- Work instructions
Repeat the records below exactly, leaving out any pictures.

- Dataset records

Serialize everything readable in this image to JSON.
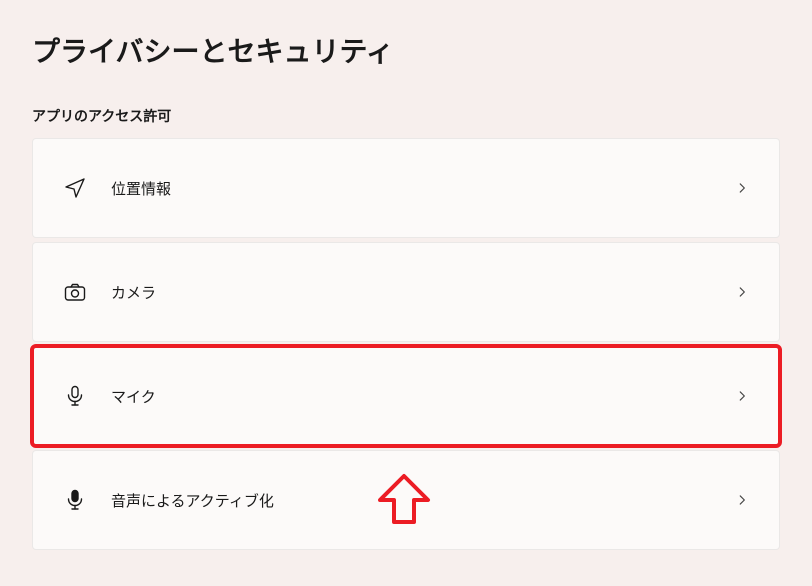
{
  "title": "プライバシーとセキュリティ",
  "section_label": "アプリのアクセス許可",
  "items": [
    {
      "label": "位置情報",
      "icon": "location",
      "highlighted": false
    },
    {
      "label": "カメラ",
      "icon": "camera",
      "highlighted": false
    },
    {
      "label": "マイク",
      "icon": "microphone",
      "highlighted": true
    },
    {
      "label": "音声によるアクティブ化",
      "icon": "voice-activation",
      "highlighted": false
    }
  ],
  "annotation": {
    "type": "arrow",
    "target_index": 2,
    "color": "#ec1c24"
  }
}
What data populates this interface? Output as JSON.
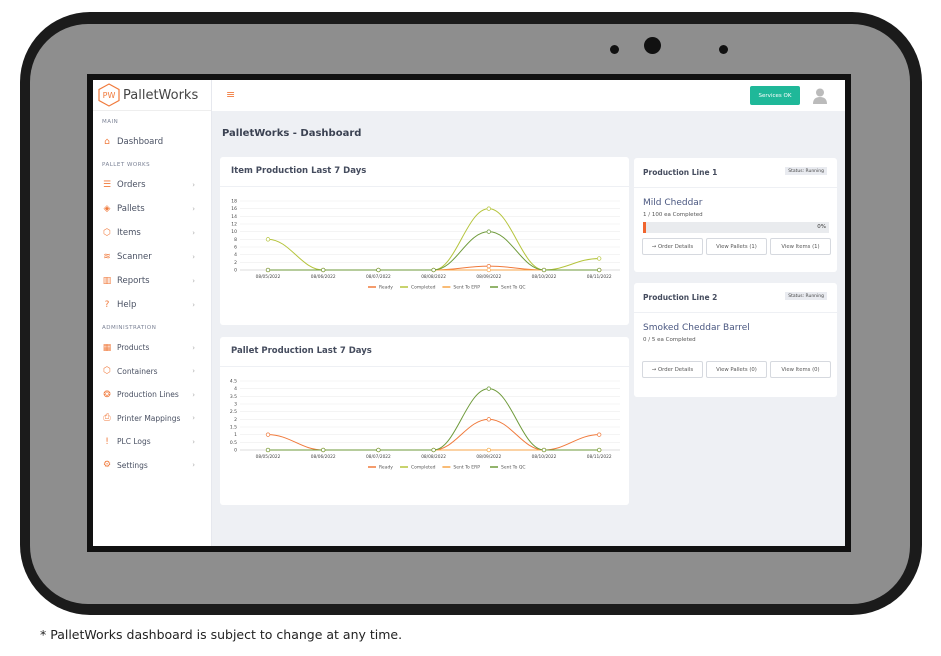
{
  "app": {
    "brand": "PalletWorks",
    "logo_letters": "PW",
    "page_title": "PalletWorks - Dashboard",
    "services_status": "Services OK"
  },
  "sidebar": {
    "sections": [
      {
        "label": "MAIN",
        "items": [
          {
            "label": "Dashboard",
            "icon": "home-icon",
            "glyph": "⌂"
          }
        ]
      },
      {
        "label": "PALLET WORKS",
        "items": [
          {
            "label": "Orders",
            "icon": "orders-icon",
            "glyph": "☰"
          },
          {
            "label": "Pallets",
            "icon": "layers-icon",
            "glyph": "◈"
          },
          {
            "label": "Items",
            "icon": "box-icon",
            "glyph": "⬡"
          },
          {
            "label": "Scanner",
            "icon": "rss-icon",
            "glyph": "≋"
          },
          {
            "label": "Reports",
            "icon": "bar-chart-icon",
            "glyph": "▥"
          },
          {
            "label": "Help",
            "icon": "help-icon",
            "glyph": "?"
          }
        ]
      },
      {
        "label": "ADMINISTRATION",
        "items": [
          {
            "label": "Products",
            "icon": "grid-icon",
            "glyph": "▦"
          },
          {
            "label": "Containers",
            "icon": "box-icon",
            "glyph": "⬡"
          },
          {
            "label": "Production Lines",
            "icon": "globe-icon",
            "glyph": "❂"
          },
          {
            "label": "Printer Mappings",
            "icon": "printer-icon",
            "glyph": "⎙"
          },
          {
            "label": "PLC Logs",
            "icon": "alert-icon",
            "glyph": "!"
          },
          {
            "label": "Settings",
            "icon": "gear-icon",
            "glyph": "⚙"
          }
        ]
      }
    ]
  },
  "chart_data": [
    {
      "type": "line",
      "title": "Item Production Last 7 Days",
      "categories": [
        "08/05/2022",
        "08/06/2022",
        "08/07/2022",
        "08/08/2022",
        "08/09/2022",
        "08/10/2022",
        "08/11/2022"
      ],
      "ylim": [
        0,
        18
      ],
      "yticks": [
        0,
        2,
        4,
        6,
        8,
        10,
        12,
        14,
        16,
        18
      ],
      "grid": true,
      "legend": "bottom",
      "series": [
        {
          "name": "Ready",
          "color": "#f07a3c",
          "values": [
            0,
            0,
            0,
            0,
            1,
            0,
            0
          ]
        },
        {
          "name": "Completed",
          "color": "#b5c43c",
          "values": [
            8,
            0,
            0,
            0,
            16,
            0,
            3
          ]
        },
        {
          "name": "Sent To ERP",
          "color": "#f7a648",
          "values": [
            0,
            0,
            0,
            0,
            0,
            0,
            0
          ]
        },
        {
          "name": "Sent To QC",
          "color": "#6e9a3a",
          "values": [
            0,
            0,
            0,
            0,
            10,
            0,
            0
          ]
        }
      ]
    },
    {
      "type": "line",
      "title": "Pallet Production Last 7 Days",
      "categories": [
        "08/05/2022",
        "08/06/2022",
        "08/07/2022",
        "08/08/2022",
        "08/09/2022",
        "08/10/2022",
        "08/11/2022"
      ],
      "ylim": [
        0,
        4.5
      ],
      "yticks": [
        0,
        0.5,
        1,
        1.5,
        2,
        2.5,
        3,
        3.5,
        4,
        4.5
      ],
      "grid": true,
      "legend": "bottom",
      "series": [
        {
          "name": "Ready",
          "color": "#f07a3c",
          "values": [
            1,
            0,
            0,
            0,
            2,
            0,
            1
          ]
        },
        {
          "name": "Completed",
          "color": "#b5c43c",
          "values": [
            0,
            0,
            0,
            0,
            0,
            0,
            0
          ]
        },
        {
          "name": "Sent To ERP",
          "color": "#f7a648",
          "values": [
            0,
            0,
            0,
            0,
            0,
            0,
            0
          ]
        },
        {
          "name": "Sent To QC",
          "color": "#6e9a3a",
          "values": [
            0,
            0,
            0,
            0,
            4,
            0,
            0
          ]
        }
      ]
    }
  ],
  "lines": [
    {
      "title": "Production Line 1",
      "status": "Status: Running",
      "product": "Mild Cheddar",
      "count": "1 / 100 ea Completed",
      "progress_pct": 0,
      "progress_label": "0%",
      "btn_order": "→ Order Details",
      "btn_pallets": "View Pallets (1)",
      "btn_items": "View Items (1)"
    },
    {
      "title": "Production Line 2",
      "status": "Status: Running",
      "product": "Smoked Cheddar Barrel",
      "count": "0 / 5 ea Completed",
      "btn_order": "→ Order Details",
      "btn_pallets": "View Pallets (0)",
      "btn_items": "View Items (0)"
    }
  ],
  "caption": "* PalletWorks dashboard is subject to change at any time."
}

- Answer to the exercise
Serialize everything readable in this image to JSON.
{
  "title": "プライバシーとセキュリティ",
  "section_label": "アプリのアクセス許可",
  "items": [
    {
      "label": "位置情報",
      "icon": "location",
      "highlighted": false
    },
    {
      "label": "カメラ",
      "icon": "camera",
      "highlighted": false
    },
    {
      "label": "マイク",
      "icon": "microphone",
      "highlighted": true
    },
    {
      "label": "音声によるアクティブ化",
      "icon": "voice-activation",
      "highlighted": false
    }
  ],
  "annotation": {
    "type": "arrow",
    "target_index": 2,
    "color": "#ec1c24"
  }
}
What data populates this interface? Output as JSON.
{
  "app": {
    "brand": "PalletWorks",
    "logo_letters": "PW",
    "page_title": "PalletWorks - Dashboard",
    "services_status": "Services OK"
  },
  "sidebar": {
    "sections": [
      {
        "label": "MAIN",
        "items": [
          {
            "label": "Dashboard",
            "icon": "home-icon",
            "glyph": "⌂"
          }
        ]
      },
      {
        "label": "PALLET WORKS",
        "items": [
          {
            "label": "Orders",
            "icon": "orders-icon",
            "glyph": "☰"
          },
          {
            "label": "Pallets",
            "icon": "layers-icon",
            "glyph": "◈"
          },
          {
            "label": "Items",
            "icon": "box-icon",
            "glyph": "⬡"
          },
          {
            "label": "Scanner",
            "icon": "rss-icon",
            "glyph": "≋"
          },
          {
            "label": "Reports",
            "icon": "bar-chart-icon",
            "glyph": "▥"
          },
          {
            "label": "Help",
            "icon": "help-icon",
            "glyph": "?"
          }
        ]
      },
      {
        "label": "ADMINISTRATION",
        "items": [
          {
            "label": "Products",
            "icon": "grid-icon",
            "glyph": "▦"
          },
          {
            "label": "Containers",
            "icon": "box-icon",
            "glyph": "⬡"
          },
          {
            "label": "Production Lines",
            "icon": "globe-icon",
            "glyph": "❂"
          },
          {
            "label": "Printer Mappings",
            "icon": "printer-icon",
            "glyph": "⎙"
          },
          {
            "label": "PLC Logs",
            "icon": "alert-icon",
            "glyph": "!"
          },
          {
            "label": "Settings",
            "icon": "gear-icon",
            "glyph": "⚙"
          }
        ]
      }
    ]
  },
  "chart_data": [
    {
      "type": "line",
      "title": "Item Production Last 7 Days",
      "categories": [
        "08/05/2022",
        "08/06/2022",
        "08/07/2022",
        "08/08/2022",
        "08/09/2022",
        "08/10/2022",
        "08/11/2022"
      ],
      "ylim": [
        0,
        18
      ],
      "yticks": [
        0,
        2,
        4,
        6,
        8,
        10,
        12,
        14,
        16,
        18
      ],
      "grid": true,
      "legend": "bottom",
      "series": [
        {
          "name": "Ready",
          "color": "#f07a3c",
          "values": [
            0,
            0,
            0,
            0,
            1,
            0,
            0
          ]
        },
        {
          "name": "Completed",
          "color": "#b5c43c",
          "values": [
            8,
            0,
            0,
            0,
            16,
            0,
            3
          ]
        },
        {
          "name": "Sent To ERP",
          "color": "#f7a648",
          "values": [
            0,
            0,
            0,
            0,
            0,
            0,
            0
          ]
        },
        {
          "name": "Sent To QC",
          "color": "#6e9a3a",
          "values": [
            0,
            0,
            0,
            0,
            10,
            0,
            0
          ]
        }
      ]
    },
    {
      "type": "line",
      "title": "Pallet Production Last 7 Days",
      "categories": [
        "08/05/2022",
        "08/06/2022",
        "08/07/2022",
        "08/08/2022",
        "08/09/2022",
        "08/10/2022",
        "08/11/2022"
      ],
      "ylim": [
        0,
        4.5
      ],
      "yticks": [
        0,
        0.5,
        1,
        1.5,
        2,
        2.5,
        3,
        3.5,
        4,
        4.5
      ],
      "grid": true,
      "legend": "bottom",
      "series": [
        {
          "name": "Ready",
          "color": "#f07a3c",
          "values": [
            1,
            0,
            0,
            0,
            2,
            0,
            1
          ]
        },
        {
          "name": "Completed",
          "color": "#b5c43c",
          "values": [
            0,
            0,
            0,
            0,
            0,
            0,
            0
          ]
        },
        {
          "name": "Sent To ERP",
          "color": "#f7a648",
          "values": [
            0,
            0,
            0,
            0,
            0,
            0,
            0
          ]
        },
        {
          "name": "Sent To QC",
          "color": "#6e9a3a",
          "values": [
            0,
            0,
            0,
            0,
            4,
            0,
            0
          ]
        }
      ]
    }
  ],
  "lines": [
    {
      "title": "Production Line 1",
      "status": "Status: Running",
      "product": "Mild Cheddar",
      "count": "1 / 100 ea Completed",
      "progress_pct": 0,
      "progress_label": "0%",
      "btn_order": "→ Order Details",
      "btn_pallets": "View Pallets (1)",
      "btn_items": "View Items (1)"
    },
    {
      "title": "Production Line 2",
      "status": "Status: Running",
      "product": "Smoked Cheddar Barrel",
      "count": "0 / 5 ea Completed",
      "btn_order": "→ Order Details",
      "btn_pallets": "View Pallets (0)",
      "btn_items": "View Items (0)"
    }
  ],
  "caption": "* PalletWorks dashboard is subject to change at any time."
}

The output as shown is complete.